## Direction
Return the records that follow, matching each one exactly.

^^^^^^^^

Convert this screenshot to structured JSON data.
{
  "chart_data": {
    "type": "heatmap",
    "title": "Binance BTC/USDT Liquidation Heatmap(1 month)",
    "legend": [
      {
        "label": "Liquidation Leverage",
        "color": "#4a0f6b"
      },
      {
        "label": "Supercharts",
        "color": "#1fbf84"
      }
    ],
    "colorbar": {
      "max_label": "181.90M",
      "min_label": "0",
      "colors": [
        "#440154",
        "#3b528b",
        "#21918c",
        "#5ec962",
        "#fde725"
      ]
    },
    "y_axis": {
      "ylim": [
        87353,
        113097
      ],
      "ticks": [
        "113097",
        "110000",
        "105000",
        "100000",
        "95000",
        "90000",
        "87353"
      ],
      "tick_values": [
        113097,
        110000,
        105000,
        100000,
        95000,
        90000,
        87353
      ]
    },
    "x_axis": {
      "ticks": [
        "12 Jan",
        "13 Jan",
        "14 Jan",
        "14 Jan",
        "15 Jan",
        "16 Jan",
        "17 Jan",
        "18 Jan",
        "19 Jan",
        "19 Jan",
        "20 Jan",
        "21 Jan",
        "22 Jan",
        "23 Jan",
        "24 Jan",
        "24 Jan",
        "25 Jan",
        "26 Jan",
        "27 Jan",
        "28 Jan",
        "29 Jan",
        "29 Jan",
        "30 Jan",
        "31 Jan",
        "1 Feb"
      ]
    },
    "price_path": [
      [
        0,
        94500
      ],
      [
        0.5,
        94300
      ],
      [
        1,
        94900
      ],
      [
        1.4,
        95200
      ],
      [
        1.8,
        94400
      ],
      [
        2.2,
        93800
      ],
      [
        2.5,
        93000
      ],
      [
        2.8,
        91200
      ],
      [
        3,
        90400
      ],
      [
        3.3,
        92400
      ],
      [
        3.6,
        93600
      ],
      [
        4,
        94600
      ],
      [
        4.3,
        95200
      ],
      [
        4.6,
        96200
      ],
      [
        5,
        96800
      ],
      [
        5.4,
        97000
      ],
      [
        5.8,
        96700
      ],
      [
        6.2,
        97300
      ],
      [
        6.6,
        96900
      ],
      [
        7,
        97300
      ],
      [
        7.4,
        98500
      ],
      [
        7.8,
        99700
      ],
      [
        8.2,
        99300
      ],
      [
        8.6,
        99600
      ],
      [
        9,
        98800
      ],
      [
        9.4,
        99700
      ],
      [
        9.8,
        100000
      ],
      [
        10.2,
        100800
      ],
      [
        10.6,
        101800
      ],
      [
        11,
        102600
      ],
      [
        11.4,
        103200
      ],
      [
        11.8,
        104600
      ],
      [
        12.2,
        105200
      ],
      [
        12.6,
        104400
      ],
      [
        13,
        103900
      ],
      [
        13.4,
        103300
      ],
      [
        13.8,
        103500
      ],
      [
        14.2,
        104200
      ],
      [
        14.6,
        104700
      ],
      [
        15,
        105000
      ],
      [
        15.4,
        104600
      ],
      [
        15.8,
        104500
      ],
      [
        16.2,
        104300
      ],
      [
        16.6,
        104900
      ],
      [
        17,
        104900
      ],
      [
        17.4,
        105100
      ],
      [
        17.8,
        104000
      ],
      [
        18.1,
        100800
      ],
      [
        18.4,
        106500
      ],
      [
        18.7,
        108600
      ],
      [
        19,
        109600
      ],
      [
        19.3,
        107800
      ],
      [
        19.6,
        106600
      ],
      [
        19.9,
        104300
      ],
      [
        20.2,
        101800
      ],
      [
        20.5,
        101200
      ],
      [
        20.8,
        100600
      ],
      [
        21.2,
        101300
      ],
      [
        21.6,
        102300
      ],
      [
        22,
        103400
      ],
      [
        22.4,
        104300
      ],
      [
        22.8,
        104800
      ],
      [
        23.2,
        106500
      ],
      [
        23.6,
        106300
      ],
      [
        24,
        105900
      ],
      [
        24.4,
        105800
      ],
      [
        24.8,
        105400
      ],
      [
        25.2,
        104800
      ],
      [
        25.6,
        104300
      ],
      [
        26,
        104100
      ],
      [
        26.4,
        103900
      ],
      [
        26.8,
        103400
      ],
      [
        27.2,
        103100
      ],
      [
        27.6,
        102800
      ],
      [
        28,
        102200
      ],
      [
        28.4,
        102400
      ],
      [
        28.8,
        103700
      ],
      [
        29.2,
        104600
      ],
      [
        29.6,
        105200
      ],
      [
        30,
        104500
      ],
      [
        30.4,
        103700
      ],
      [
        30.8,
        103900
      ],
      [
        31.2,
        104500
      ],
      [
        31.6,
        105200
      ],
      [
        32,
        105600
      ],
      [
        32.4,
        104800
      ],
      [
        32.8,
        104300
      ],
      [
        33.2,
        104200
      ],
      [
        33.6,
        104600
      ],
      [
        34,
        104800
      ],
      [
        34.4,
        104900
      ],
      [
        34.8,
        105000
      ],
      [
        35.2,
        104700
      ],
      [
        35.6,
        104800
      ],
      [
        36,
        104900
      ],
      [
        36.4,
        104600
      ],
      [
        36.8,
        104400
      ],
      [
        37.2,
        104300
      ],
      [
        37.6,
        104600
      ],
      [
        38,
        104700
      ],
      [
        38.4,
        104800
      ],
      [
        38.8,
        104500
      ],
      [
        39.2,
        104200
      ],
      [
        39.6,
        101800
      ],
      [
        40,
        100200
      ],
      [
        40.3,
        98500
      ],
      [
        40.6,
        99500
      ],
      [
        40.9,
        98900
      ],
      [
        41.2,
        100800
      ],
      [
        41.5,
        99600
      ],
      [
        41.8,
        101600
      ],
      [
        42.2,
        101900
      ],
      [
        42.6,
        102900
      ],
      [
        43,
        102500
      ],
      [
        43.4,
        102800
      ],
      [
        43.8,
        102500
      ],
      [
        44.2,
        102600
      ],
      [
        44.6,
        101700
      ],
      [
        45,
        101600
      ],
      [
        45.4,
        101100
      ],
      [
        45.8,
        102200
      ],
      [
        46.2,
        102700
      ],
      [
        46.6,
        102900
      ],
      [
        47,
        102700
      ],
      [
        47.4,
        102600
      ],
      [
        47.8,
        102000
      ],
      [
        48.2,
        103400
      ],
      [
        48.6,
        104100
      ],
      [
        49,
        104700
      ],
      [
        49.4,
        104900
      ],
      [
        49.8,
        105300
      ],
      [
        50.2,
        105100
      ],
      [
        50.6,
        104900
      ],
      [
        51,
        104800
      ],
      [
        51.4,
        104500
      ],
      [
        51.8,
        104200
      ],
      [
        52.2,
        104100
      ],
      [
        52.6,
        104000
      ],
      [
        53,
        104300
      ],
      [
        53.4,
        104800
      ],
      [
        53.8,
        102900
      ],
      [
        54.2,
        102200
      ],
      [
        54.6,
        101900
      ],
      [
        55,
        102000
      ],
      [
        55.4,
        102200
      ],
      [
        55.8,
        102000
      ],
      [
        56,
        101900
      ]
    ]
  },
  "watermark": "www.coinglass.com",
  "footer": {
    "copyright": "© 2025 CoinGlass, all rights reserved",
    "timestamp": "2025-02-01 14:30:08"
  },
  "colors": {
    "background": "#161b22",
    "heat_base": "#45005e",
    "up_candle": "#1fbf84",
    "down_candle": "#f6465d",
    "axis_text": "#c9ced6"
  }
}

^^^^^^^^

## Final answer
Convert this screenshot to structured JSON data.
{
  "chart_data": {
    "type": "heatmap",
    "title": "Binance BTC/USDT Liquidation Heatmap(1 month)",
    "legend": [
      {
        "label": "Liquidation Leverage",
        "color": "#4a0f6b"
      },
      {
        "label": "Supercharts",
        "color": "#1fbf84"
      }
    ],
    "colorbar": {
      "max_label": "181.90M",
      "min_label": "0",
      "colors": [
        "#440154",
        "#3b528b",
        "#21918c",
        "#5ec962",
        "#fde725"
      ]
    },
    "y_axis": {
      "ylim": [
        87353,
        113097
      ],
      "ticks": [
        "113097",
        "110000",
        "105000",
        "100000",
        "95000",
        "90000",
        "87353"
      ],
      "tick_values": [
        113097,
        110000,
        105000,
        100000,
        95000,
        90000,
        87353
      ]
    },
    "x_axis": {
      "ticks": [
        "12 Jan",
        "13 Jan",
        "14 Jan",
        "14 Jan",
        "15 Jan",
        "16 Jan",
        "17 Jan",
        "18 Jan",
        "19 Jan",
        "19 Jan",
        "20 Jan",
        "21 Jan",
        "22 Jan",
        "23 Jan",
        "24 Jan",
        "24 Jan",
        "25 Jan",
        "26 Jan",
        "27 Jan",
        "28 Jan",
        "29 Jan",
        "29 Jan",
        "30 Jan",
        "31 Jan",
        "1 Feb"
      ]
    },
    "price_path": [
      [
        0,
        94500
      ],
      [
        0.5,
        94300
      ],
      [
        1,
        94900
      ],
      [
        1.4,
        95200
      ],
      [
        1.8,
        94400
      ],
      [
        2.2,
        93800
      ],
      [
        2.5,
        93000
      ],
      [
        2.8,
        91200
      ],
      [
        3,
        90400
      ],
      [
        3.3,
        92400
      ],
      [
        3.6,
        93600
      ],
      [
        4,
        94600
      ],
      [
        4.3,
        95200
      ],
      [
        4.6,
        96200
      ],
      [
        5,
        96800
      ],
      [
        5.4,
        97000
      ],
      [
        5.8,
        96700
      ],
      [
        6.2,
        97300
      ],
      [
        6.6,
        96900
      ],
      [
        7,
        97300
      ],
      [
        7.4,
        98500
      ],
      [
        7.8,
        99700
      ],
      [
        8.2,
        99300
      ],
      [
        8.6,
        99600
      ],
      [
        9,
        98800
      ],
      [
        9.4,
        99700
      ],
      [
        9.8,
        100000
      ],
      [
        10.2,
        100800
      ],
      [
        10.6,
        101800
      ],
      [
        11,
        102600
      ],
      [
        11.4,
        103200
      ],
      [
        11.8,
        104600
      ],
      [
        12.2,
        105200
      ],
      [
        12.6,
        104400
      ],
      [
        13,
        103900
      ],
      [
        13.4,
        103300
      ],
      [
        13.8,
        103500
      ],
      [
        14.2,
        104200
      ],
      [
        14.6,
        104700
      ],
      [
        15,
        105000
      ],
      [
        15.4,
        104600
      ],
      [
        15.8,
        104500
      ],
      [
        16.2,
        104300
      ],
      [
        16.6,
        104900
      ],
      [
        17,
        104900
      ],
      [
        17.4,
        105100
      ],
      [
        17.8,
        104000
      ],
      [
        18.1,
        100800
      ],
      [
        18.4,
        106500
      ],
      [
        18.7,
        108600
      ],
      [
        19,
        109600
      ],
      [
        19.3,
        107800
      ],
      [
        19.6,
        106600
      ],
      [
        19.9,
        104300
      ],
      [
        20.2,
        101800
      ],
      [
        20.5,
        101200
      ],
      [
        20.8,
        100600
      ],
      [
        21.2,
        101300
      ],
      [
        21.6,
        102300
      ],
      [
        22,
        103400
      ],
      [
        22.4,
        104300
      ],
      [
        22.8,
        104800
      ],
      [
        23.2,
        106500
      ],
      [
        23.6,
        106300
      ],
      [
        24,
        105900
      ],
      [
        24.4,
        105800
      ],
      [
        24.8,
        105400
      ],
      [
        25.2,
        104800
      ],
      [
        25.6,
        104300
      ],
      [
        26,
        104100
      ],
      [
        26.4,
        103900
      ],
      [
        26.8,
        103400
      ],
      [
        27.2,
        103100
      ],
      [
        27.6,
        102800
      ],
      [
        28,
        102200
      ],
      [
        28.4,
        102400
      ],
      [
        28.8,
        103700
      ],
      [
        29.2,
        104600
      ],
      [
        29.6,
        105200
      ],
      [
        30,
        104500
      ],
      [
        30.4,
        103700
      ],
      [
        30.8,
        103900
      ],
      [
        31.2,
        104500
      ],
      [
        31.6,
        105200
      ],
      [
        32,
        105600
      ],
      [
        32.4,
        104800
      ],
      [
        32.8,
        104300
      ],
      [
        33.2,
        104200
      ],
      [
        33.6,
        104600
      ],
      [
        34,
        104800
      ],
      [
        34.4,
        104900
      ],
      [
        34.8,
        105000
      ],
      [
        35.2,
        104700
      ],
      [
        35.6,
        104800
      ],
      [
        36,
        104900
      ],
      [
        36.4,
        104600
      ],
      [
        36.8,
        104400
      ],
      [
        37.2,
        104300
      ],
      [
        37.6,
        104600
      ],
      [
        38,
        104700
      ],
      [
        38.4,
        104800
      ],
      [
        38.8,
        104500
      ],
      [
        39.2,
        104200
      ],
      [
        39.6,
        101800
      ],
      [
        40,
        100200
      ],
      [
        40.3,
        98500
      ],
      [
        40.6,
        99500
      ],
      [
        40.9,
        98900
      ],
      [
        41.2,
        100800
      ],
      [
        41.5,
        99600
      ],
      [
        41.8,
        101600
      ],
      [
        42.2,
        101900
      ],
      [
        42.6,
        102900
      ],
      [
        43,
        102500
      ],
      [
        43.4,
        102800
      ],
      [
        43.8,
        102500
      ],
      [
        44.2,
        102600
      ],
      [
        44.6,
        101700
      ],
      [
        45,
        101600
      ],
      [
        45.4,
        101100
      ],
      [
        45.8,
        102200
      ],
      [
        46.2,
        102700
      ],
      [
        46.6,
        102900
      ],
      [
        47,
        102700
      ],
      [
        47.4,
        102600
      ],
      [
        47.8,
        102000
      ],
      [
        48.2,
        103400
      ],
      [
        48.6,
        104100
      ],
      [
        49,
        104700
      ],
      [
        49.4,
        104900
      ],
      [
        49.8,
        105300
      ],
      [
        50.2,
        105100
      ],
      [
        50.6,
        104900
      ],
      [
        51,
        104800
      ],
      [
        51.4,
        104500
      ],
      [
        51.8,
        104200
      ],
      [
        52.2,
        104100
      ],
      [
        52.6,
        104000
      ],
      [
        53,
        104300
      ],
      [
        53.4,
        104800
      ],
      [
        53.8,
        102900
      ],
      [
        54.2,
        102200
      ],
      [
        54.6,
        101900
      ],
      [
        55,
        102000
      ],
      [
        55.4,
        102200
      ],
      [
        55.8,
        102000
      ],
      [
        56,
        101900
      ]
    ]
  },
  "watermark": "www.coinglass.com",
  "footer": {
    "copyright": "© 2025 CoinGlass, all rights reserved",
    "timestamp": "2025-02-01 14:30:08"
  },
  "colors": {
    "background": "#161b22",
    "heat_base": "#45005e",
    "up_candle": "#1fbf84",
    "down_candle": "#f6465d",
    "axis_text": "#c9ced6"
  }
}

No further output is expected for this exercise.